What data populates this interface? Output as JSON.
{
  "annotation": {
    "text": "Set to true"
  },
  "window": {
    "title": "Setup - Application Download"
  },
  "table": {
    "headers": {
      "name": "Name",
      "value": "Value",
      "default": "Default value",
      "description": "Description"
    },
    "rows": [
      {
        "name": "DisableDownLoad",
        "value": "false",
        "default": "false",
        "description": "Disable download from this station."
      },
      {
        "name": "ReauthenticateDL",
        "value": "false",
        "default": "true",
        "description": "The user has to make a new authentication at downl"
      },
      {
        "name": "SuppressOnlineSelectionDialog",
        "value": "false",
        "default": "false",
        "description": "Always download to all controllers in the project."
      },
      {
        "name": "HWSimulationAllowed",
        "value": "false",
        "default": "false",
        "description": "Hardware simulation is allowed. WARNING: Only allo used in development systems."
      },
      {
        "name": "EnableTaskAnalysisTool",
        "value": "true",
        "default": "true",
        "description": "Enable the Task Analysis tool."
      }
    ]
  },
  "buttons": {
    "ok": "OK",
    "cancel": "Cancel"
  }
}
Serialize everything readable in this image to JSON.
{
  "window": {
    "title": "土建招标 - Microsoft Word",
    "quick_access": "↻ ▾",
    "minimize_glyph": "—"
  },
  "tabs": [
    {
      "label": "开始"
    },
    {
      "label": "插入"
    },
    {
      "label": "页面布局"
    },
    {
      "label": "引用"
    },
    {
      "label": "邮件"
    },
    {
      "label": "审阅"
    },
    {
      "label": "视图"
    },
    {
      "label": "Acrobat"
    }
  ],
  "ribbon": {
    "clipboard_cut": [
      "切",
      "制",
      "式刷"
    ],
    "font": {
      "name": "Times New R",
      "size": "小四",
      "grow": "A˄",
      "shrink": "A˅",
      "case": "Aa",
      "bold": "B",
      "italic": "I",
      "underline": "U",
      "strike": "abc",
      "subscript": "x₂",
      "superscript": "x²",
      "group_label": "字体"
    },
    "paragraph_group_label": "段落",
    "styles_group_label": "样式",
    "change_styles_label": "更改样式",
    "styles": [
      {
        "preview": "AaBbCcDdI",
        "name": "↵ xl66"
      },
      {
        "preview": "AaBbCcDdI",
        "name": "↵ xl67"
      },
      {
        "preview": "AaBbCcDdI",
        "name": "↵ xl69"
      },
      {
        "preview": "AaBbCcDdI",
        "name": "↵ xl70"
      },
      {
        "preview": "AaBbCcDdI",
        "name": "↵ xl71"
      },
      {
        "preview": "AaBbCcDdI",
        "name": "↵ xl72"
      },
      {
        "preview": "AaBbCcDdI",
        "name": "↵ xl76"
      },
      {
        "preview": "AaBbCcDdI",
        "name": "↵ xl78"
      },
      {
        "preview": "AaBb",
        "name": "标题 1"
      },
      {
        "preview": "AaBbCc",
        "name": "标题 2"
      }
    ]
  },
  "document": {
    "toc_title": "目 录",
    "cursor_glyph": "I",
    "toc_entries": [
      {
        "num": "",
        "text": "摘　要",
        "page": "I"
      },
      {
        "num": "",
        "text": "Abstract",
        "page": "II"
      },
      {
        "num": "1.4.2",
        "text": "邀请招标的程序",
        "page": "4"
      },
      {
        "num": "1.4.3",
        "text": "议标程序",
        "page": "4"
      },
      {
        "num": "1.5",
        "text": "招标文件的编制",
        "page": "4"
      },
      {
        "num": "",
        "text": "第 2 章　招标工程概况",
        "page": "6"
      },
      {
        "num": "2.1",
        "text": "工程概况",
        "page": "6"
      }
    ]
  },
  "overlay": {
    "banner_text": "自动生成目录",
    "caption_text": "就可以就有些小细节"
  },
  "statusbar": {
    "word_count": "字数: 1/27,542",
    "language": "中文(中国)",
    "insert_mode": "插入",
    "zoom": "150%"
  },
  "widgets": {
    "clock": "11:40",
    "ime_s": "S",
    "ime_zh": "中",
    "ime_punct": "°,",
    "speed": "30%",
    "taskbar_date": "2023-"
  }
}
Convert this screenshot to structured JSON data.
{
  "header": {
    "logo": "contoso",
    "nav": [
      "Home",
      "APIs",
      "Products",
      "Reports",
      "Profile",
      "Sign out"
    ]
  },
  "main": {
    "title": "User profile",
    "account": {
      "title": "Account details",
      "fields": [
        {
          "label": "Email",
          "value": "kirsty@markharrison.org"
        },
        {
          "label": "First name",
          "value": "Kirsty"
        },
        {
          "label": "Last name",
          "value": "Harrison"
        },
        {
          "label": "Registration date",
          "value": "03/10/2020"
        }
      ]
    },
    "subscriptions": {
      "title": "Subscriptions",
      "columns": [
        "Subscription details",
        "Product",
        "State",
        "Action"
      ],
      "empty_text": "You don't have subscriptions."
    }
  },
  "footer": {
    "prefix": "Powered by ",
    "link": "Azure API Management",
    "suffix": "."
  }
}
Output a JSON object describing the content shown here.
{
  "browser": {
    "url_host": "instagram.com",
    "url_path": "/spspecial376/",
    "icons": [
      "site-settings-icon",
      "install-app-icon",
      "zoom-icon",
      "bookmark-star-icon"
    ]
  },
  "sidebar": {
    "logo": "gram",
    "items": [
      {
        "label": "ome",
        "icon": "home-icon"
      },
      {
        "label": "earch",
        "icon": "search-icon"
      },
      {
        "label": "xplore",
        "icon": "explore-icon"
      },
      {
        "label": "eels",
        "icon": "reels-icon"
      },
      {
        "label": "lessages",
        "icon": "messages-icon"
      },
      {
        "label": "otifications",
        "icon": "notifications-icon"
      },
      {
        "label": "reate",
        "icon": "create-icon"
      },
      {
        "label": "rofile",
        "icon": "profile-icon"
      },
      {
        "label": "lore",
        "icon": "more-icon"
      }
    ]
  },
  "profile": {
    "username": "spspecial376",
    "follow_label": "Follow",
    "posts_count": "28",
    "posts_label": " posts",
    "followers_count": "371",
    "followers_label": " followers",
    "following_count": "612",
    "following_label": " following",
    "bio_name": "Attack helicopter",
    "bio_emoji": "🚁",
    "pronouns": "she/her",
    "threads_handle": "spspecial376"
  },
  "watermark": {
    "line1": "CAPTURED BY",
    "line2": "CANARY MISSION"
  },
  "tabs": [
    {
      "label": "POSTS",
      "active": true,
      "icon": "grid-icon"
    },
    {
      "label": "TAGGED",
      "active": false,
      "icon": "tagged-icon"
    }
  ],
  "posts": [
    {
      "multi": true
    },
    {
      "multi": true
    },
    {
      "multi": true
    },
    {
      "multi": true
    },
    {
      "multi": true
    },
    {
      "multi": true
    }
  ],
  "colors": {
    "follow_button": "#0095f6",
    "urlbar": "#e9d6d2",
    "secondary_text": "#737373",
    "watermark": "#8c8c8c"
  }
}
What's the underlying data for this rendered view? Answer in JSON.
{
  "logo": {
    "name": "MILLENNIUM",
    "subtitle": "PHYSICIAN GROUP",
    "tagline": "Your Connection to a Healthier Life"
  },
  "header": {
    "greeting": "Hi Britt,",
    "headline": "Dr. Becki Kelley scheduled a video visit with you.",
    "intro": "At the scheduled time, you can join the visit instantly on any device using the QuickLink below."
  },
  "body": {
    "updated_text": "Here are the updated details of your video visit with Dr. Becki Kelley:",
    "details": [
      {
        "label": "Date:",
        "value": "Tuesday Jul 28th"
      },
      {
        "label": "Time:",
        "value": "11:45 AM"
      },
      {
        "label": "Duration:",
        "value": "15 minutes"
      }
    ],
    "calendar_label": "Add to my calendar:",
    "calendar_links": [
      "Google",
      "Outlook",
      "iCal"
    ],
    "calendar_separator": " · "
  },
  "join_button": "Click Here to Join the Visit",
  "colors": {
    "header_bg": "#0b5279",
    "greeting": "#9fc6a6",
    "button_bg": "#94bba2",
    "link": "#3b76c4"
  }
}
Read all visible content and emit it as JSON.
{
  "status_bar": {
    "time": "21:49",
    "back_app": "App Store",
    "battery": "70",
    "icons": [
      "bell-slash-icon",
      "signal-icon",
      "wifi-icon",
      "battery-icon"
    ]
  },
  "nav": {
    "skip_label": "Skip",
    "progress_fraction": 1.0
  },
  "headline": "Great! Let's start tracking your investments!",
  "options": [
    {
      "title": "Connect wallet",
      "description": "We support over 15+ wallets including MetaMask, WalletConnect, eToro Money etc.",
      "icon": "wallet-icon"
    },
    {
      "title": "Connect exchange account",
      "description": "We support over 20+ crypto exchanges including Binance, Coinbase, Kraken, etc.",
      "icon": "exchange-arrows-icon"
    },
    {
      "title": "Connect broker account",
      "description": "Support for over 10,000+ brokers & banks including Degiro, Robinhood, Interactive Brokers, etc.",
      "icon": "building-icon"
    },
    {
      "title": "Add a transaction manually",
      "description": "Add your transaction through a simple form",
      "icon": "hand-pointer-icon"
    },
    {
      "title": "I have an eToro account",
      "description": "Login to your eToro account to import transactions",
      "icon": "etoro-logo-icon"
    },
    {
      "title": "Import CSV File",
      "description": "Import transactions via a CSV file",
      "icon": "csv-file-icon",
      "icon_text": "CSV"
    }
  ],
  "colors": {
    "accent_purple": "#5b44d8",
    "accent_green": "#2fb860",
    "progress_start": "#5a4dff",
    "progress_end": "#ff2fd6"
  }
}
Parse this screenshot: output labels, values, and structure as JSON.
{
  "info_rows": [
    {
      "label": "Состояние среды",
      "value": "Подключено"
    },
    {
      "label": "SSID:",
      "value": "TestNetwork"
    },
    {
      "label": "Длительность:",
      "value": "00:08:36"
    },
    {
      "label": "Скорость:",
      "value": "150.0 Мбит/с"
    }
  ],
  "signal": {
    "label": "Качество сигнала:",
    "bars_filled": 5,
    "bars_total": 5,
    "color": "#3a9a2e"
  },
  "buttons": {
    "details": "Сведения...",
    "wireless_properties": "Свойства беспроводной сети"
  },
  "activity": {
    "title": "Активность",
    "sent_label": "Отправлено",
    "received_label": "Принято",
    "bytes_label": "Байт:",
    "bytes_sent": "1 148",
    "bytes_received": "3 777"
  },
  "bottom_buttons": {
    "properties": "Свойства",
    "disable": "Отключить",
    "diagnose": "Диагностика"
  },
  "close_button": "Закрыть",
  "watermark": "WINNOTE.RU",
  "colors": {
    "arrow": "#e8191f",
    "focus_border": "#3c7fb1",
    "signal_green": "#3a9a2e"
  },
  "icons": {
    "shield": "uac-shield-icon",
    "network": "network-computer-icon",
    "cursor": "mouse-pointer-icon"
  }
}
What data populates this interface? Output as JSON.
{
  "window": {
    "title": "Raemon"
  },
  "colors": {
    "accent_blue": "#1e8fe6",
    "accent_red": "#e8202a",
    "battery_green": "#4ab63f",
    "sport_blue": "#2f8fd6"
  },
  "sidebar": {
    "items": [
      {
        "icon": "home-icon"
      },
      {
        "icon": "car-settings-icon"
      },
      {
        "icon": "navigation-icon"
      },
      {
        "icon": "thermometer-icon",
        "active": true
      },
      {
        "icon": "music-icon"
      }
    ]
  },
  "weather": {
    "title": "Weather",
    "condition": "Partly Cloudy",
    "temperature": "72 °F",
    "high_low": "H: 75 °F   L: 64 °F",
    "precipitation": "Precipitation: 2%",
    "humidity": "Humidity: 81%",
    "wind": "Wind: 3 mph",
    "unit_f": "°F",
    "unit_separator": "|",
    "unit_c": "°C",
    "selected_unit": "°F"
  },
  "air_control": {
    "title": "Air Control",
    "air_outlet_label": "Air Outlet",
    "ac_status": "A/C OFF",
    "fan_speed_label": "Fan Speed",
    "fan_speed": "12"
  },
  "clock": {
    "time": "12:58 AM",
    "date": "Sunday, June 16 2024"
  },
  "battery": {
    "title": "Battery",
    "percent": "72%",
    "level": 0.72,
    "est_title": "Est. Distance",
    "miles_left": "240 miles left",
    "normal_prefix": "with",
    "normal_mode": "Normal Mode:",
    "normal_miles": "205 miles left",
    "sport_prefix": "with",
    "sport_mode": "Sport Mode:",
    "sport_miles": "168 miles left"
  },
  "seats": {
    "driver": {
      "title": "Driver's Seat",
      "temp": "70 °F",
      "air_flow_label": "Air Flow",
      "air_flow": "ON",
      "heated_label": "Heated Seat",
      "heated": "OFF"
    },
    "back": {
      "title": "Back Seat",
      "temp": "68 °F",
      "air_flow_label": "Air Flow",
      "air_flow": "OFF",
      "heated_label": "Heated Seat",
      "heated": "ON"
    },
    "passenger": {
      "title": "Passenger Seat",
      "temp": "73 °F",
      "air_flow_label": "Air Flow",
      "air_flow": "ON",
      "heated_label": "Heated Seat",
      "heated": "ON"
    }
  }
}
- - - - -
§ Given exercise
In the entries above, find lines with "headline" and copy each.

§ Reply
    "headline": "Dr. Becki Kelley scheduled a video visit with you.",
  "headline": "Great! Let's start tracking your investments!",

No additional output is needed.